What to do
Copy every line of the records below word for word, but leave out the pictures.

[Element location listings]
•••
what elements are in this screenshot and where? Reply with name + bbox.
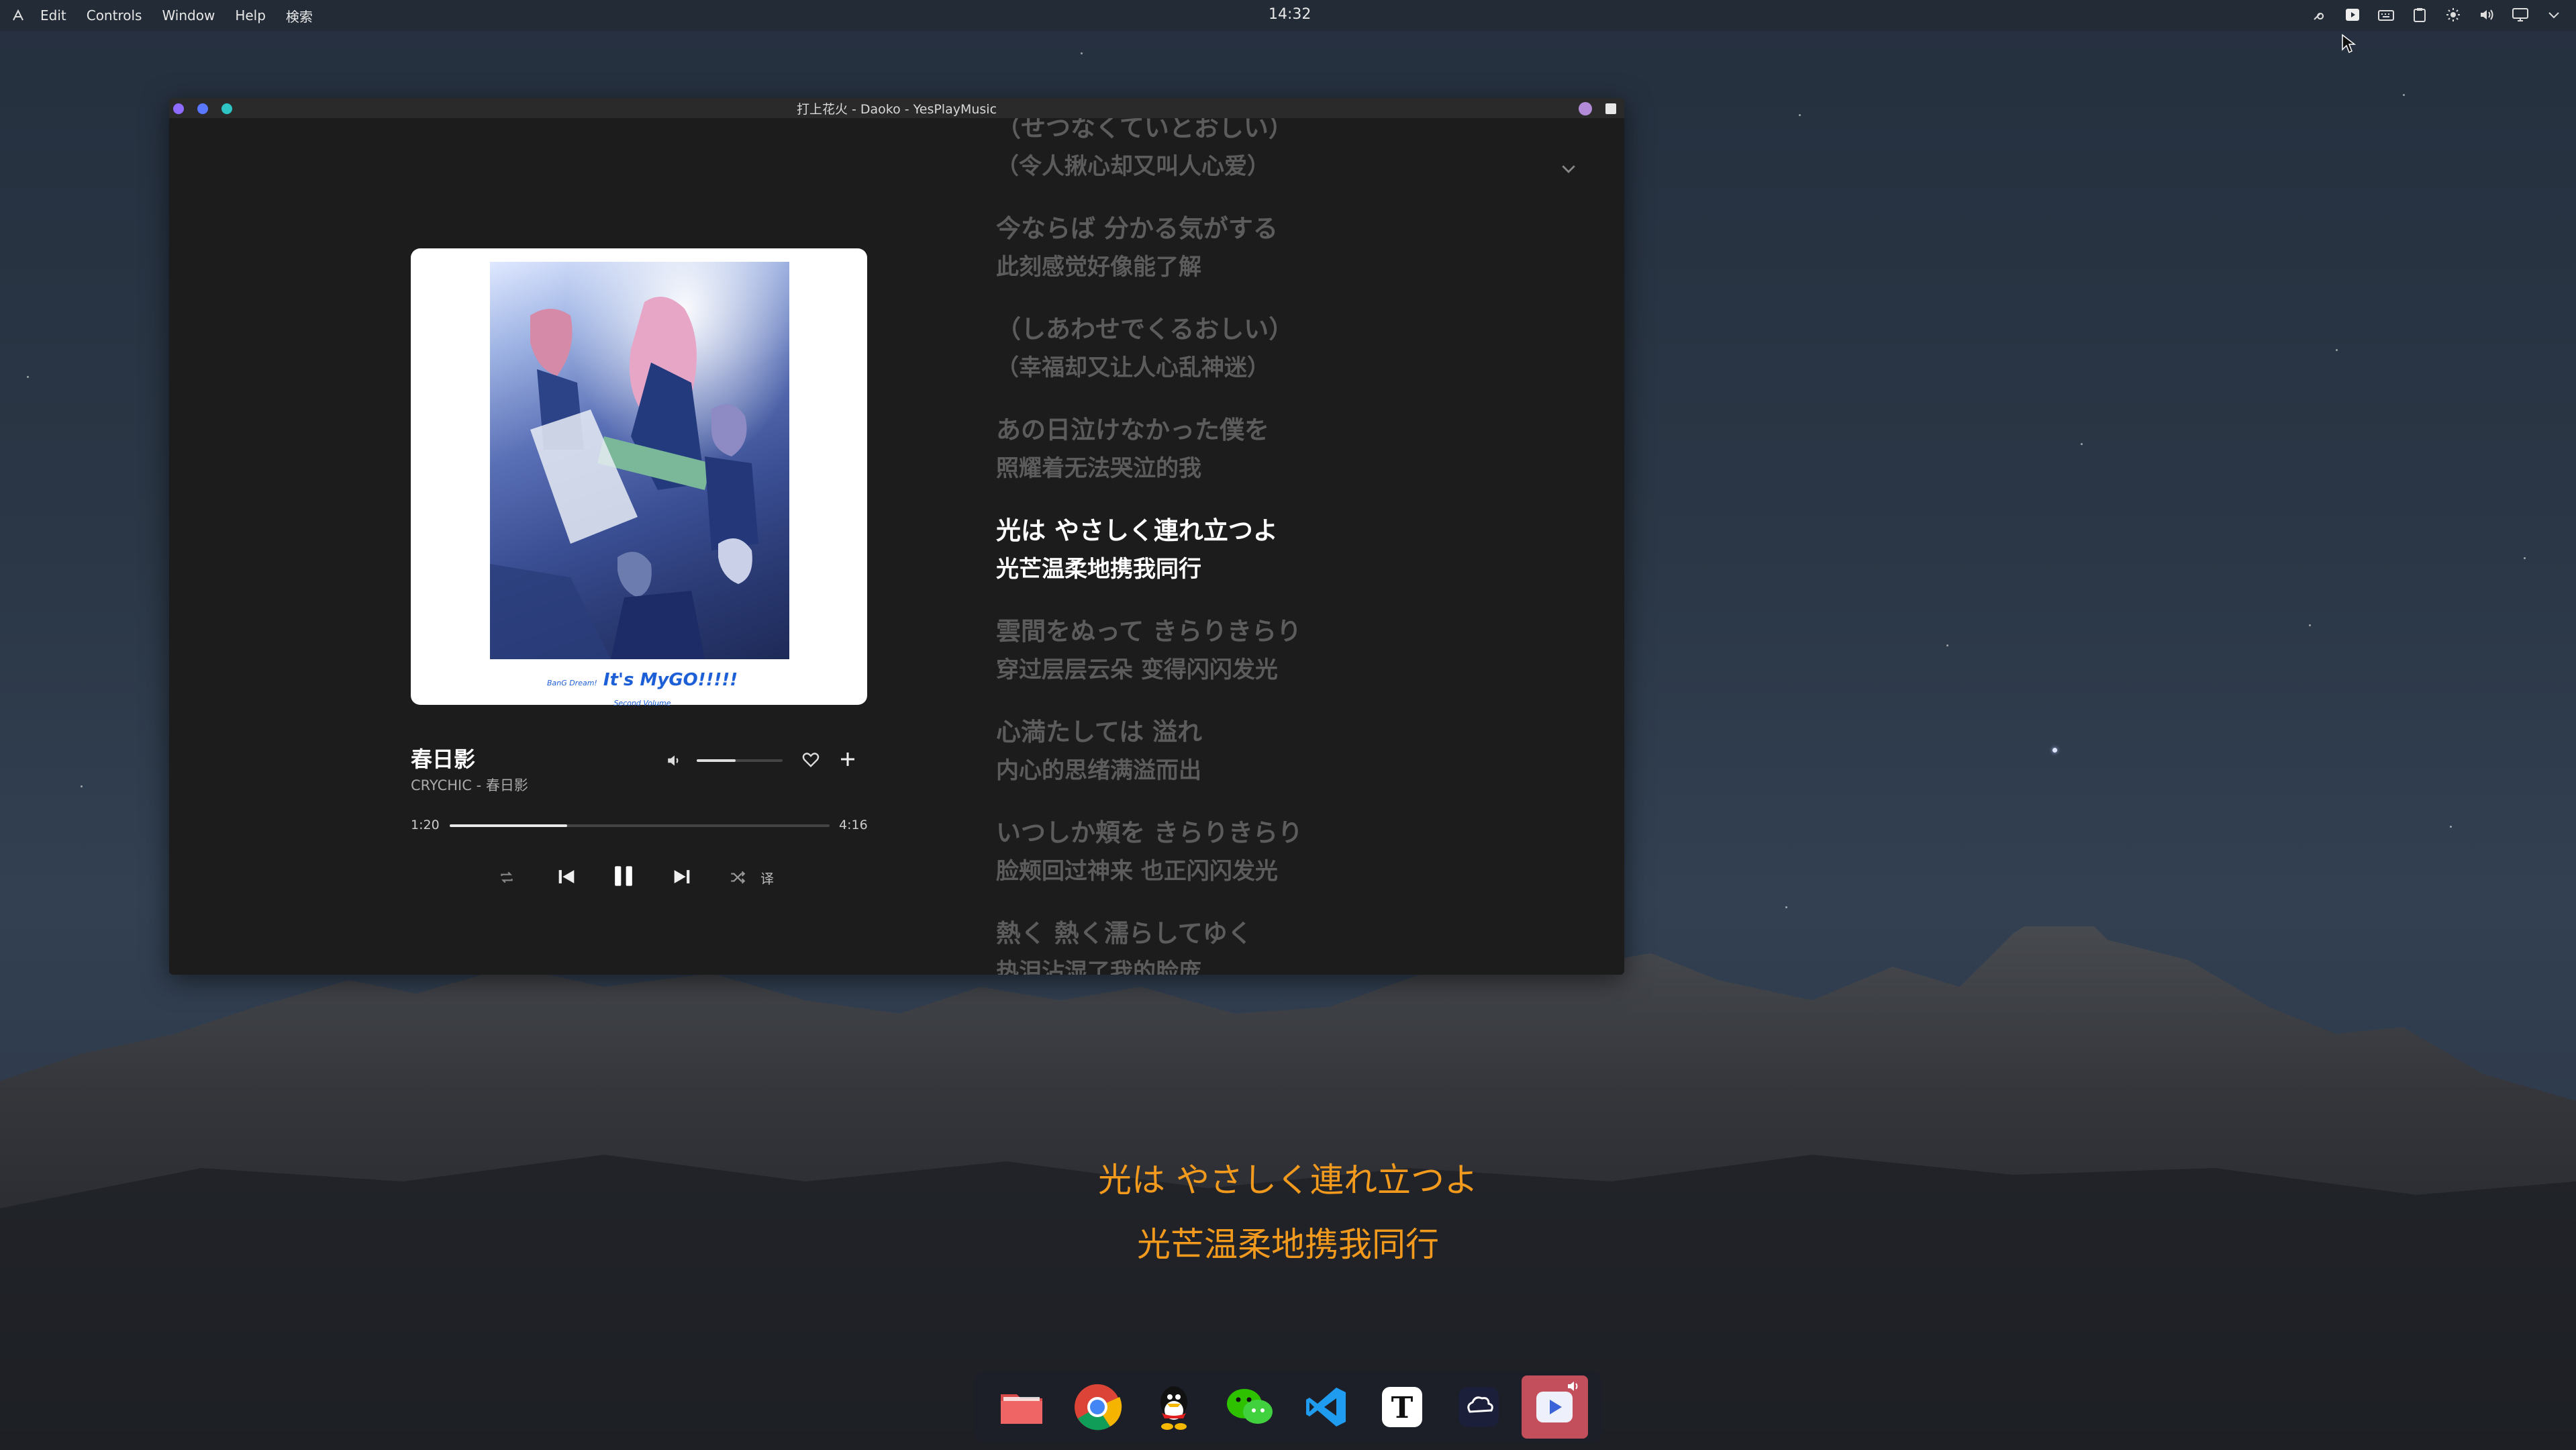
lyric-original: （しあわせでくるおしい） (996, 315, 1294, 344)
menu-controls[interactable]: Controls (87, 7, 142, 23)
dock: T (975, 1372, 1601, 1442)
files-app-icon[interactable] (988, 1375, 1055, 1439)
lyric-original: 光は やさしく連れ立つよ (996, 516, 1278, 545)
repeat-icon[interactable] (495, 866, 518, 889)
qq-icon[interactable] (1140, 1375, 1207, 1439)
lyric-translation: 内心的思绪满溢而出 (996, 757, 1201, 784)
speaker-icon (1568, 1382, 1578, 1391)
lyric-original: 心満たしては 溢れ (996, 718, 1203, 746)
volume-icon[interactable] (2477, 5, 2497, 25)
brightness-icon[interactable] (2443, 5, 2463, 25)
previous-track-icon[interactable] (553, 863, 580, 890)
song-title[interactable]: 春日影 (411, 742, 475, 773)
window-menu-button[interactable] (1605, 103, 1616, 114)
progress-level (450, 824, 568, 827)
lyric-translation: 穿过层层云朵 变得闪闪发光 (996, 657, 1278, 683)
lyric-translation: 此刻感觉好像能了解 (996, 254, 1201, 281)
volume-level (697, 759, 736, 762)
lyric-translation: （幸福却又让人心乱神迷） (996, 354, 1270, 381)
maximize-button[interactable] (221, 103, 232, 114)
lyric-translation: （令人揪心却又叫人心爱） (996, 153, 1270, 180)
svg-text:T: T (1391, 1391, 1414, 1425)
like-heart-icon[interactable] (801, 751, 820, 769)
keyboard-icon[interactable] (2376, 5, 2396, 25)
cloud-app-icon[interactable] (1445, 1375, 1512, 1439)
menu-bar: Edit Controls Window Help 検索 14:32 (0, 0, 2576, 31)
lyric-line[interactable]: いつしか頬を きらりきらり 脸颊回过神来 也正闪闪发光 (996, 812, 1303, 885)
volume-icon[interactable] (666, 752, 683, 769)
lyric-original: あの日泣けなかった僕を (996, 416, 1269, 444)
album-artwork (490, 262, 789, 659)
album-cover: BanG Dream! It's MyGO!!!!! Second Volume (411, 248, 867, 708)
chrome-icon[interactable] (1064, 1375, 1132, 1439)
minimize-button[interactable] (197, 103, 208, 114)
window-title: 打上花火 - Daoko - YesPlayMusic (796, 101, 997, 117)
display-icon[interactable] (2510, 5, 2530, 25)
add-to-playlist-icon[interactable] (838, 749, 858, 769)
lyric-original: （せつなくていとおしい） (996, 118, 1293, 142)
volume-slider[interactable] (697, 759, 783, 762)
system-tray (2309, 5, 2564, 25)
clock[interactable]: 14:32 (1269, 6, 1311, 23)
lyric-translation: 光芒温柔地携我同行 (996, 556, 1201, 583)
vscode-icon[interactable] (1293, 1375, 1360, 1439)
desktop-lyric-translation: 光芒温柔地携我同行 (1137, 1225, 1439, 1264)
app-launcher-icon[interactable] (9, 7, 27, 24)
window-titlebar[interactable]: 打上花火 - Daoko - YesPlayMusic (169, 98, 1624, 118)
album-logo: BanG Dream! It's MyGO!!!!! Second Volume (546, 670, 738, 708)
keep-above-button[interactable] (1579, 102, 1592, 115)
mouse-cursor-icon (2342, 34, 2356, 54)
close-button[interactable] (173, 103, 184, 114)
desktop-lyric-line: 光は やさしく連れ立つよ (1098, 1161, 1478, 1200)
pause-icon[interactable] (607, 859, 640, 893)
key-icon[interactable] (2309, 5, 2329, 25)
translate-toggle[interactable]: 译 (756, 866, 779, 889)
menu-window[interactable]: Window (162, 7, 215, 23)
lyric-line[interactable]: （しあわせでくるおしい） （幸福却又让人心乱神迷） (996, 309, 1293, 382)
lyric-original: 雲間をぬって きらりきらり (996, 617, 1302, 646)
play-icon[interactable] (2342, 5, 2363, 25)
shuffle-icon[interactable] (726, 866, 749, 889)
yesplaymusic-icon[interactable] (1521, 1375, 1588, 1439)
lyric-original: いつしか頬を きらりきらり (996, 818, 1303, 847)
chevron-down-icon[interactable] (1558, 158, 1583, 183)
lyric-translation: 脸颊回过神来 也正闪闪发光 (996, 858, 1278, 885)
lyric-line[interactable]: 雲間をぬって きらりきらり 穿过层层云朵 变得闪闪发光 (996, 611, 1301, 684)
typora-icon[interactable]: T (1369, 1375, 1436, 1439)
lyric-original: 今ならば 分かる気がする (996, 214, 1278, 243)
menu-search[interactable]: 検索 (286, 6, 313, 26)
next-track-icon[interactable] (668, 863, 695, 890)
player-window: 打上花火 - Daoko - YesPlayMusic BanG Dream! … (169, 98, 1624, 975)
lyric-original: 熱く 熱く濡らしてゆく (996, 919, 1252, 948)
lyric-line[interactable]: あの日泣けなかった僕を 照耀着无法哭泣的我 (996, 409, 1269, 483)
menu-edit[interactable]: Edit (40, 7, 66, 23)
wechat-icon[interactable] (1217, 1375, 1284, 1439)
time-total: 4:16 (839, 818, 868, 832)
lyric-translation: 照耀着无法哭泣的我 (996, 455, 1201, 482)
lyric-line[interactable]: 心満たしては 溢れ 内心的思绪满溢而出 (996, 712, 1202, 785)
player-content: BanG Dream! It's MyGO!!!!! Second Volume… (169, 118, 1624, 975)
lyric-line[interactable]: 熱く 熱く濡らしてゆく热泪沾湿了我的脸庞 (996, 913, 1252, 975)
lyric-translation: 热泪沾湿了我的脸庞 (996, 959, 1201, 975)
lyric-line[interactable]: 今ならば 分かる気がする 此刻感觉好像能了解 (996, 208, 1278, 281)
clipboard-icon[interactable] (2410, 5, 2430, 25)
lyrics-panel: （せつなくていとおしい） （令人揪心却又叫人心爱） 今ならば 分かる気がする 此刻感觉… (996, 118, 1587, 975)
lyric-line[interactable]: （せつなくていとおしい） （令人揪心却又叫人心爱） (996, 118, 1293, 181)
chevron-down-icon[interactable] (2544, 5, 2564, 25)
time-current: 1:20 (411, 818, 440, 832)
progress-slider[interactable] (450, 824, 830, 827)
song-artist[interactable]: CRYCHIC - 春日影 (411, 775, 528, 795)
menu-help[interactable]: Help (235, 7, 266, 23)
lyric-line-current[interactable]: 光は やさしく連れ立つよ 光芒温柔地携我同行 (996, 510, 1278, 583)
•••
Reply
what elements are in this screenshot and where? Reply with name + bbox.
lyric-original: （しあわせでくるおしい） (996, 315, 1294, 344)
menu-controls[interactable]: Controls (87, 7, 142, 23)
dock: T (975, 1372, 1601, 1442)
files-app-icon[interactable] (988, 1375, 1055, 1439)
lyric-original: 光は やさしく連れ立つよ (996, 516, 1278, 545)
repeat-icon[interactable] (495, 866, 518, 889)
qq-icon[interactable] (1140, 1375, 1207, 1439)
lyric-translation: 内心的思绪满溢而出 (996, 757, 1201, 784)
speaker-icon (1568, 1382, 1578, 1391)
lyric-original: 心満たしては 溢れ (996, 718, 1203, 746)
volume-icon[interactable] (2477, 5, 2497, 25)
brightness-icon[interactable] (2443, 5, 2463, 25)
previous-track-icon[interactable] (553, 863, 580, 890)
song-title[interactable]: 春日影 (411, 742, 475, 773)
window-menu-button[interactable] (1605, 103, 1616, 114)
progress-level (450, 824, 568, 827)
lyric-translation: 穿过层层云朵 变得闪闪发光 (996, 657, 1278, 683)
lyric-translation: 此刻感觉好像能了解 (996, 254, 1201, 281)
volume-level (697, 759, 736, 762)
lyric-translation: （幸福却又让人心乱神迷） (996, 354, 1270, 381)
maximize-button[interactable] (221, 103, 232, 114)
lyric-translation: （令人揪心却又叫人心爱） (996, 153, 1270, 180)
svg-text:T: T (1391, 1391, 1414, 1425)
like-heart-icon[interactable] (801, 751, 820, 769)
keyboard-icon[interactable] (2376, 5, 2396, 25)
cloud-app-icon[interactable] (1445, 1375, 1512, 1439)
menu-bar: Edit Controls Window Help 検索 14:32 (0, 0, 2576, 31)
lyric-line[interactable]: いつしか頬を きらりきらり 脸颊回过神来 也正闪闪发光 (996, 812, 1303, 885)
volume-icon[interactable] (666, 752, 683, 769)
lyric-original: あの日泣けなかった僕を (996, 416, 1269, 444)
album-artwork (490, 262, 789, 659)
album-cover: BanG Dream! It's MyGO!!!!! Second Volume (411, 248, 867, 708)
chrome-icon[interactable] (1064, 1375, 1132, 1439)
minimize-button[interactable] (197, 103, 208, 114)
window-title: 打上花火 - Daoko - YesPlayMusic (796, 101, 997, 117)
display-icon[interactable] (2510, 5, 2530, 25)
add-to-playlist-icon[interactable] (838, 749, 858, 769)
lyric-original: （せつなくていとおしい） (996, 118, 1293, 142)
volume-slider[interactable] (697, 759, 783, 762)
system-tray (2309, 5, 2564, 25)
clock[interactable]: 14:32 (1269, 6, 1311, 23)
lyric-translation: 光芒温柔地携我同行 (996, 556, 1201, 583)
vscode-icon[interactable] (1293, 1375, 1360, 1439)
desktop-lyric-translation: 光芒温柔地携我同行 (1137, 1225, 1439, 1264)
app-launcher-icon[interactable] (9, 7, 27, 24)
window-titlebar[interactable]: 打上花火 - Daoko - YesPlayMusic (169, 98, 1624, 118)
album-logo: BanG Dream! It's MyGO!!!!! Second Volume (546, 670, 738, 708)
keep-above-button[interactable] (1579, 102, 1592, 115)
mouse-cursor-icon (2342, 34, 2356, 54)
close-button[interactable] (173, 103, 184, 114)
desktop-lyric-line: 光は やさしく連れ立つよ (1098, 1161, 1478, 1200)
pause-icon[interactable] (607, 859, 640, 893)
key-icon[interactable] (2309, 5, 2329, 25)
translate-toggle[interactable]: 译 (756, 866, 779, 889)
menu-window[interactable]: Window (162, 7, 215, 23)
lyric-line[interactable]: （しあわせでくるおしい） （幸福却又让人心乱神迷） (996, 309, 1293, 382)
lyric-original: 雲間をぬって きらりきらり (996, 617, 1302, 646)
play-icon[interactable] (2342, 5, 2363, 25)
shuffle-icon[interactable] (726, 866, 749, 889)
yesplaymusic-icon[interactable] (1521, 1375, 1588, 1439)
lyric-original: いつしか頬を きらりきらり (996, 818, 1303, 847)
chevron-down-icon[interactable] (1558, 158, 1583, 183)
lyric-translation: 脸颊回过神来 也正闪闪发光 (996, 858, 1278, 885)
lyric-line[interactable]: 雲間をぬって きらりきらり 穿过层层云朵 变得闪闪发光 (996, 611, 1301, 684)
typora-icon[interactable]: T (1369, 1375, 1436, 1439)
lyric-original: 今ならば 分かる気がする (996, 214, 1278, 243)
menu-search[interactable]: 検索 (286, 6, 313, 26)
next-track-icon[interactable] (668, 863, 695, 890)
player-window: 打上花火 - Daoko - YesPlayMusic BanG Dream! … (169, 98, 1624, 975)
lyric-original: 熱く 熱く濡らしてゆく (996, 919, 1252, 948)
lyric-line[interactable]: あの日泣けなかった僕を 照耀着无法哭泣的我 (996, 409, 1269, 483)
menu-edit[interactable]: Edit (40, 7, 66, 23)
wechat-icon[interactable] (1217, 1375, 1284, 1439)
time-total: 4:16 (839, 818, 868, 832)
lyric-translation: 照耀着无法哭泣的我 (996, 455, 1201, 482)
lyric-line[interactable]: 心満たしては 溢れ 内心的思绪满溢而出 (996, 712, 1202, 785)
player-content: BanG Dream! It's MyGO!!!!! Second Volume… (169, 118, 1624, 975)
lyric-line[interactable]: 熱く 熱く濡らしてゆく热泪沾湿了我的脸庞 (996, 913, 1252, 975)
lyric-translation: 热泪沾湿了我的脸庞 (996, 959, 1201, 975)
lyric-line[interactable]: 今ならば 分かる気がする 此刻感觉好像能了解 (996, 208, 1278, 281)
clipboard-icon[interactable] (2410, 5, 2430, 25)
lyrics-panel: （せつなくていとおしい） （令人揪心却又叫人心爱） 今ならば 分かる気がする 此刻感觉… (996, 118, 1587, 975)
lyric-line[interactable]: （せつなくていとおしい） （令人揪心却又叫人心爱） (996, 118, 1293, 181)
chevron-down-icon[interactable] (2544, 5, 2564, 25)
time-current: 1:20 (411, 818, 440, 832)
progress-slider[interactable] (450, 824, 830, 827)
song-artist[interactable]: CRYCHIC - 春日影 (411, 775, 528, 795)
menu-help[interactable]: Help (235, 7, 266, 23)
lyric-line-current[interactable]: 光は やさしく連れ立つよ 光芒温柔地携我同行 (996, 510, 1278, 583)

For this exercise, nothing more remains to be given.